• Exercise brief:
Repeat all the records exactly, omitting pictures.

Collected data
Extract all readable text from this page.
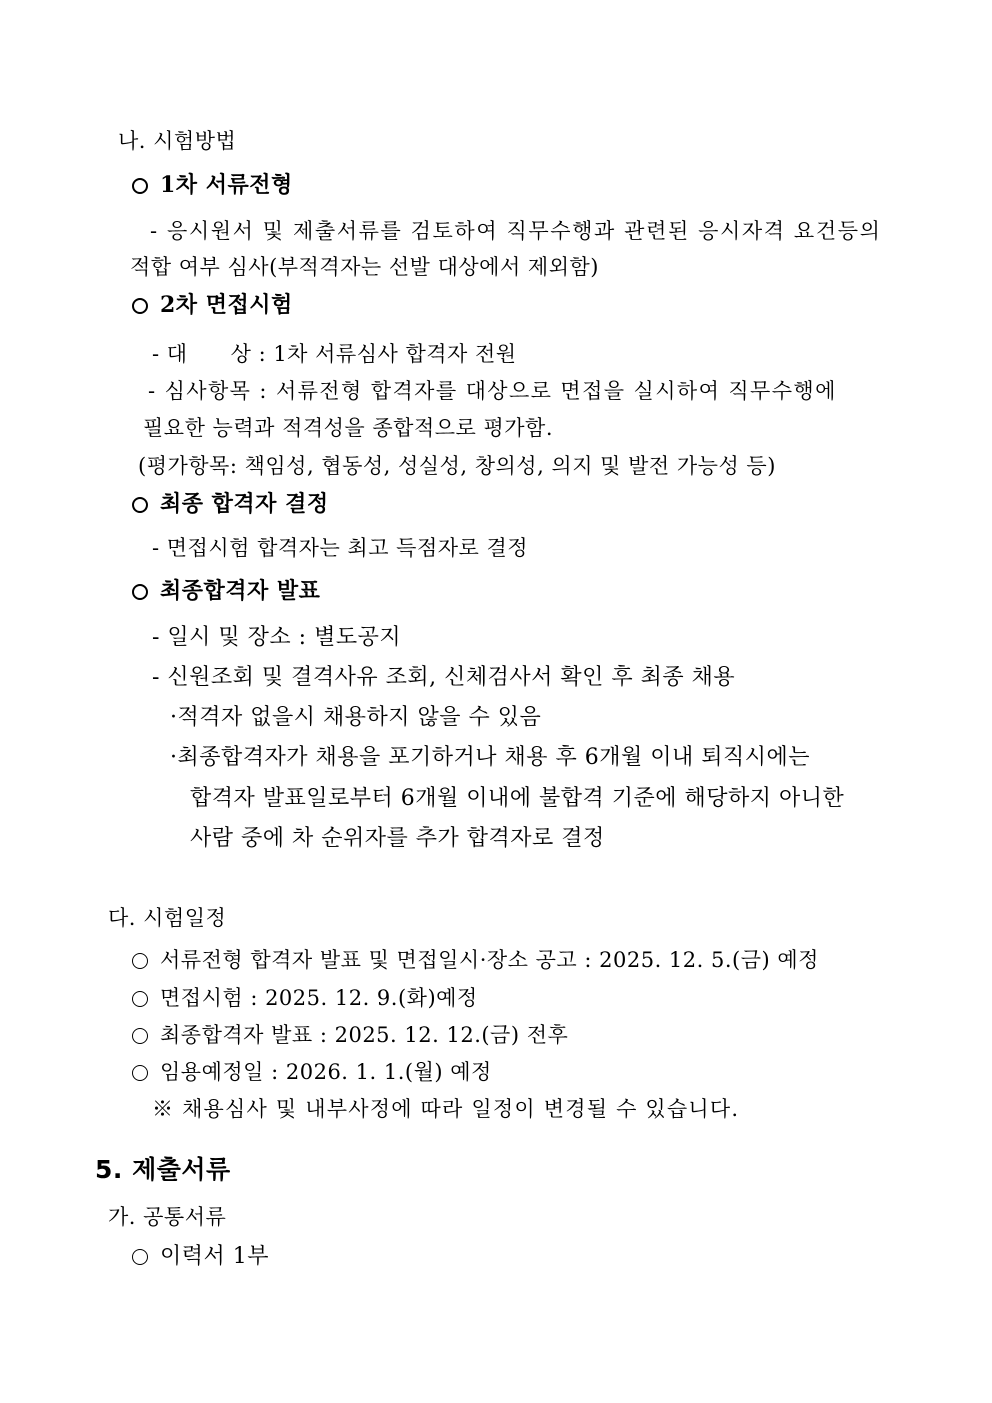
나. 시험방법
1차 서류전형
- 응시원서 및 제출서류를 검토하여 직무수행과 관련된 응시자격 요건등의
적합 여부 심사(부적격자는 선발 대상에서 제외함)
2차 면접시험
- 대      상 : 1차 서류심사 합격자 전원
- 심사항목 : 서류전형 합격자를 대상으로 면접을 실시하여 직무수행에
필요한 능력과 적격성을 종합적으로 평가함.
(평가항목: 책임성, 협동성, 성실성, 창의성, 의지 및 발전 가능성 등)
최종 합격자 결정
- 면접시험 합격자는 최고 득점자로 결정
최종합격자 발표
- 일시 및 장소 : 별도공지
- 신원조회 및 결격사유 조회, 신체검사서 확인 후 최종 채용
·적격자 없을시 채용하지 않을 수 있음
·최종합격자가 채용을 포기하거나 채용 후 6개월 이내 퇴직시에는
합격자 발표일로부터 6개월 이내에 불합격 기준에 해당하지 아니한
사람 중에 차 순위자를 추가 합격자로 결정
다. 시험일정
서류전형 합격자 발표 및 면접일시·장소 공고 : 2025. 12. 5.(금) 예정
면접시험 : 2025. 12. 9.(화)예정
최종합격자 발표 : 2025. 12. 12.(금) 전후
임용예정일 : 2026. 1. 1.(월) 예정
※ 채용심사 및 내부사정에 따라 일정이 변경될 수 있습니다.
5. 제출서류
가. 공통서류
이력서 1부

• Correct output:
Extract all readable text from this page.
나. 시험방법
1차 서류전형
- 응시원서 및 제출서류를 검토하여 직무수행과 관련된 응시자격 요건등의
적합 여부 심사(부적격자는 선발 대상에서 제외함)
2차 면접시험
- 대      상 : 1차 서류심사 합격자 전원
- 심사항목 : 서류전형 합격자를 대상으로 면접을 실시하여 직무수행에
필요한 능력과 적격성을 종합적으로 평가함.
(평가항목: 책임성, 협동성, 성실성, 창의성, 의지 및 발전 가능성 등)
최종 합격자 결정
- 면접시험 합격자는 최고 득점자로 결정
최종합격자 발표
- 일시 및 장소 : 별도공지
- 신원조회 및 결격사유 조회, 신체검사서 확인 후 최종 채용
·적격자 없을시 채용하지 않을 수 있음
·최종합격자가 채용을 포기하거나 채용 후 6개월 이내 퇴직시에는
합격자 발표일로부터 6개월 이내에 불합격 기준에 해당하지 아니한
사람 중에 차 순위자를 추가 합격자로 결정
다. 시험일정
서류전형 합격자 발표 및 면접일시·장소 공고 : 2025. 12. 5.(금) 예정
면접시험 : 2025. 12. 9.(화)예정
최종합격자 발표 : 2025. 12. 12.(금) 전후
임용예정일 : 2026. 1. 1.(월) 예정
※ 채용심사 및 내부사정에 따라 일정이 변경될 수 있습니다.
5. 제출서류
가. 공통서류
이력서 1부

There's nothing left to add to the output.